::: Data shown :::

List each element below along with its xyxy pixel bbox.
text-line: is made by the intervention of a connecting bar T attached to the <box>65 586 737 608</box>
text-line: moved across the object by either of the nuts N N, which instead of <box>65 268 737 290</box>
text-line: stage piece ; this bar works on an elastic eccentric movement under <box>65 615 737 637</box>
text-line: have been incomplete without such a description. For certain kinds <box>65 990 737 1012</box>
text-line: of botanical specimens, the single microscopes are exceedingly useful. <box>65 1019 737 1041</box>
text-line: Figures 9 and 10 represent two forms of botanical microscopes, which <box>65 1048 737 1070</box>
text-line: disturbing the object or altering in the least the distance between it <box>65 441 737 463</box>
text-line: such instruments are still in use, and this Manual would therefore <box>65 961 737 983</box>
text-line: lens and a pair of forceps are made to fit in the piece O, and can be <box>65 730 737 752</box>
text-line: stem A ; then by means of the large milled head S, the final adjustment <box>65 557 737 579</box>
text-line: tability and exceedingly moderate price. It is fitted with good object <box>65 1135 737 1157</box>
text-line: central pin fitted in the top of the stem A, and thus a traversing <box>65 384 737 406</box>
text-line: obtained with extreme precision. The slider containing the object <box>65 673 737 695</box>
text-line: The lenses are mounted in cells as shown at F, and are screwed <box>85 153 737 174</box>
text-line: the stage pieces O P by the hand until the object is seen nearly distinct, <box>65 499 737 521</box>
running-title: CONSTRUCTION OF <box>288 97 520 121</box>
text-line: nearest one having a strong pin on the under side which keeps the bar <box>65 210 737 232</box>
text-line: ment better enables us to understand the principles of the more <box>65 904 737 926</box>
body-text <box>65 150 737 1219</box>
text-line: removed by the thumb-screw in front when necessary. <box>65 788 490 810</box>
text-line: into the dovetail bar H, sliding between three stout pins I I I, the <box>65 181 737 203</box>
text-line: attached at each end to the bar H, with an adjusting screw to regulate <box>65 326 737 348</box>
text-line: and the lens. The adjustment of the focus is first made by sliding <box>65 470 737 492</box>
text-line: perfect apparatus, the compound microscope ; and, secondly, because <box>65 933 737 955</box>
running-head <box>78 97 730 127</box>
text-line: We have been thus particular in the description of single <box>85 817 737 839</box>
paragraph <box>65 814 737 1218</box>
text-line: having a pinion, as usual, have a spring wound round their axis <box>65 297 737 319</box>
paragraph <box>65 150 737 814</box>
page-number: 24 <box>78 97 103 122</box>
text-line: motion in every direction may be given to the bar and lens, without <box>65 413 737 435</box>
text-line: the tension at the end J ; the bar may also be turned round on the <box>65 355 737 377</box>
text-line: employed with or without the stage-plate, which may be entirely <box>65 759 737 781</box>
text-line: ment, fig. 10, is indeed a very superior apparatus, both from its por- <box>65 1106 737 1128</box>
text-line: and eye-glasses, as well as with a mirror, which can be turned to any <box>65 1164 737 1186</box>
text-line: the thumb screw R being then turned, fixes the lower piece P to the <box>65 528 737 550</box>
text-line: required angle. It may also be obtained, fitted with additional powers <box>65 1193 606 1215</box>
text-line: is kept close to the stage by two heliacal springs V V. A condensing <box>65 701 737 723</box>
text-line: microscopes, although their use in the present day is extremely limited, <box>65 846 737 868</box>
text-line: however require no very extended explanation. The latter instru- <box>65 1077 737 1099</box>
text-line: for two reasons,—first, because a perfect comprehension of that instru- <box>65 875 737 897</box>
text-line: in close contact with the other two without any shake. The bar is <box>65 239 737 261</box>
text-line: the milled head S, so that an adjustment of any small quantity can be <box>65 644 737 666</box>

:::

→ **Task objective**: State, as a bare number, how many lines of the records above include "obtained".

→ **Solution for this problem**: 2